[MATERIAL FOR THIS EXERCISE]
##########
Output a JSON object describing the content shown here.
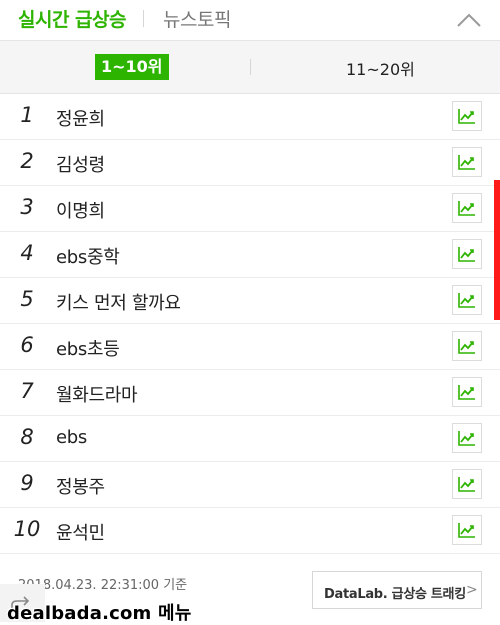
{
  "header": {
    "active_tab": "실시간 급상승",
    "inactive_tab": "뉴스토픽",
    "collapse_icon": "chevron-up-icon"
  },
  "range_tabs": {
    "left": "1~10위",
    "right": "11~20위",
    "active_color": "#2db400"
  },
  "ranking": [
    {
      "rank": "1",
      "keyword": "정윤희"
    },
    {
      "rank": "2",
      "keyword": "김성령"
    },
    {
      "rank": "3",
      "keyword": "이명희"
    },
    {
      "rank": "4",
      "keyword": "ebs중학"
    },
    {
      "rank": "5",
      "keyword": "키스 먼저 할까요"
    },
    {
      "rank": "6",
      "keyword": "ebs초등"
    },
    {
      "rank": "7",
      "keyword": "월화드라마"
    },
    {
      "rank": "8",
      "keyword": "ebs"
    },
    {
      "rank": "9",
      "keyword": "정봉주"
    },
    {
      "rank": "10",
      "keyword": "윤석민"
    }
  ],
  "trend_icon": "trend-chart-icon",
  "footer": {
    "timestamp": "2018.04.23. 22:31:00 기준",
    "datalab_button": "DataLab. 급상승 트래킹",
    "datalab_chevron": ">"
  },
  "watermark": "dealbada.com 메뉴"
}
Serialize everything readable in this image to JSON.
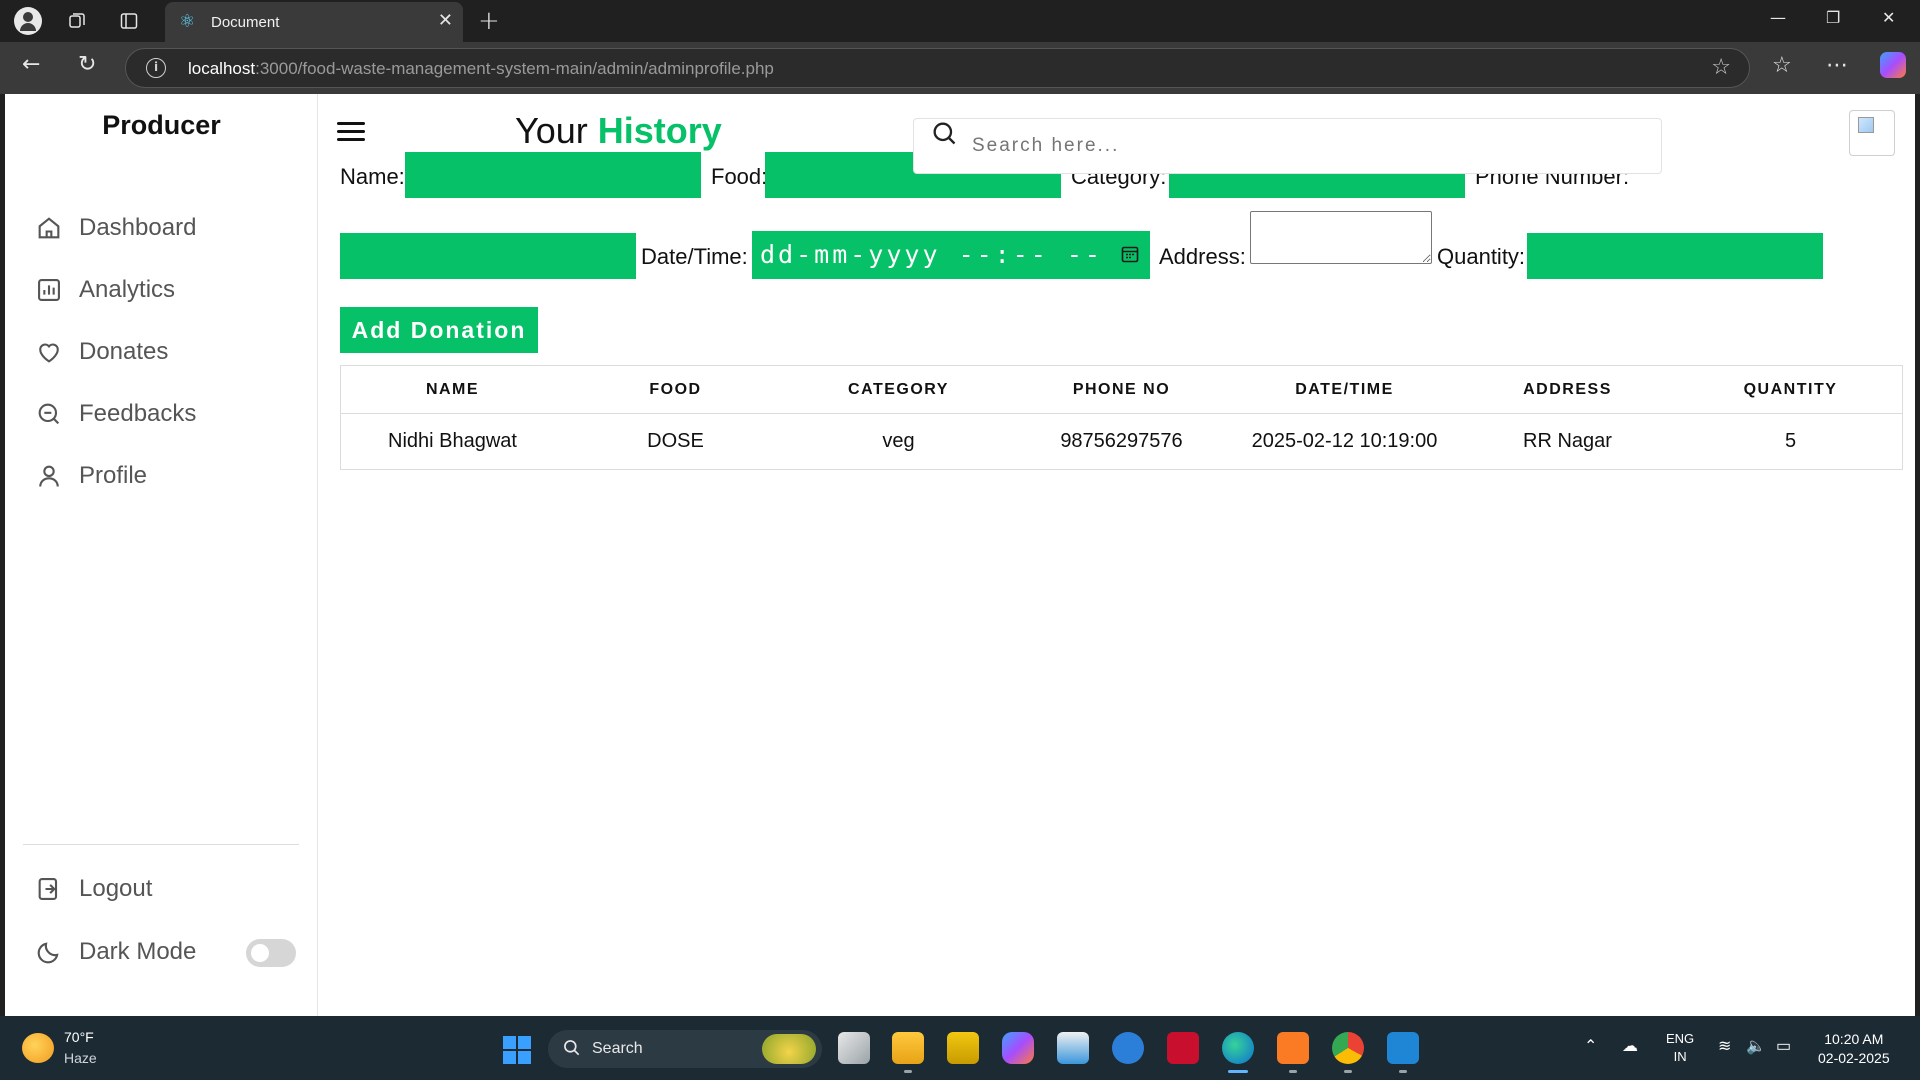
{
  "browser": {
    "tab_title": "Document",
    "url_host": "localhost",
    "url_path": ":3000/food-waste-management-system-main/admin/adminprofile.php"
  },
  "sidebar": {
    "brand": "Producer",
    "items": [
      {
        "label": "Dashboard",
        "icon": "home-icon"
      },
      {
        "label": "Analytics",
        "icon": "bar-chart-icon"
      },
      {
        "label": "Donates",
        "icon": "heart-icon"
      },
      {
        "label": "Feedbacks",
        "icon": "chat-icon"
      },
      {
        "label": "Profile",
        "icon": "user-icon"
      }
    ],
    "logout_label": "Logout",
    "dark_mode_label": "Dark Mode",
    "dark_mode_on": false
  },
  "header": {
    "title_prefix": "Your",
    "title_accent": "History",
    "search_placeholder": "Search here...",
    "accent_color": "#06c167"
  },
  "form": {
    "name_label": "Name:",
    "food_label": "Food:",
    "category_label": "Category:",
    "phone_label": "Phone Number:",
    "datetime_label": "Date/Time:",
    "datetime_placeholder": "dd-mm-yyyy --:-- --",
    "address_label": "Address:",
    "quantity_label": "Quantity:",
    "submit_label": "Add Donation"
  },
  "table": {
    "headers": [
      "NAME",
      "FOOD",
      "CATEGORY",
      "PHONE NO",
      "DATE/TIME",
      "ADDRESS",
      "QUANTITY"
    ],
    "rows": [
      [
        "Nidhi Bhagwat",
        "DOSE",
        "veg",
        "98756297576",
        "2025-02-12 10:19:00",
        "RR Nagar",
        "5"
      ]
    ]
  },
  "taskbar": {
    "weather_temp": "70°F",
    "weather_desc": "Haze",
    "search_label": "Search",
    "lang_1": "ENG",
    "lang_2": "IN",
    "time": "10:20 AM",
    "date": "02-02-2025"
  }
}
##########
[EXERCISE DETAILS] Using the records above, output their complete text exactly, minus any images.

[WORKED SOLUTION]
Output a JSON object describing the content shown here.
{
  "header": {
    "active_tab": "실시간 급상승",
    "inactive_tab": "뉴스토픽",
    "collapse_icon": "chevron-up-icon"
  },
  "range_tabs": {
    "left": "1~10위",
    "right": "11~20위",
    "active_color": "#2db400"
  },
  "ranking": [
    {
      "rank": "1",
      "keyword": "정윤희"
    },
    {
      "rank": "2",
      "keyword": "김성령"
    },
    {
      "rank": "3",
      "keyword": "이명희"
    },
    {
      "rank": "4",
      "keyword": "ebs중학"
    },
    {
      "rank": "5",
      "keyword": "키스 먼저 할까요"
    },
    {
      "rank": "6",
      "keyword": "ebs초등"
    },
    {
      "rank": "7",
      "keyword": "월화드라마"
    },
    {
      "rank": "8",
      "keyword": "ebs"
    },
    {
      "rank": "9",
      "keyword": "정봉주"
    },
    {
      "rank": "10",
      "keyword": "윤석민"
    }
  ],
  "trend_icon": "trend-chart-icon",
  "footer": {
    "timestamp": "2018.04.23. 22:31:00 기준",
    "datalab_button": "DataLab. 급상승 트래킹",
    "datalab_chevron": ">"
  },
  "watermark": "dealbada.com 메뉴"
}
Serialize everything readable in this image to JSON.
{
  "browser": {
    "tab_title": "Document",
    "url_host": "localhost",
    "url_path": ":3000/food-waste-management-system-main/admin/adminprofile.php"
  },
  "sidebar": {
    "brand": "Producer",
    "items": [
      {
        "label": "Dashboard",
        "icon": "home-icon"
      },
      {
        "label": "Analytics",
        "icon": "bar-chart-icon"
      },
      {
        "label": "Donates",
        "icon": "heart-icon"
      },
      {
        "label": "Feedbacks",
        "icon": "chat-icon"
      },
      {
        "label": "Profile",
        "icon": "user-icon"
      }
    ],
    "logout_label": "Logout",
    "dark_mode_label": "Dark Mode",
    "dark_mode_on": false
  },
  "header": {
    "title_prefix": "Your",
    "title_accent": "History",
    "search_placeholder": "Search here...",
    "accent_color": "#06c167"
  },
  "form": {
    "name_label": "Name:",
    "food_label": "Food:",
    "category_label": "Category:",
    "phone_label": "Phone Number:",
    "datetime_label": "Date/Time:",
    "datetime_placeholder": "dd-mm-yyyy --:-- --",
    "address_label": "Address:",
    "quantity_label": "Quantity:",
    "submit_label": "Add Donation"
  },
  "table": {
    "headers": [
      "NAME",
      "FOOD",
      "CATEGORY",
      "PHONE NO",
      "DATE/TIME",
      "ADDRESS",
      "QUANTITY"
    ],
    "rows": [
      [
        "Nidhi Bhagwat",
        "DOSE",
        "veg",
        "98756297576",
        "2025-02-12 10:19:00",
        "RR Nagar",
        "5"
      ]
    ]
  },
  "taskbar": {
    "weather_temp": "70°F",
    "weather_desc": "Haze",
    "search_label": "Search",
    "lang_1": "ENG",
    "lang_2": "IN",
    "time": "10:20 AM",
    "date": "02-02-2025"
  }
}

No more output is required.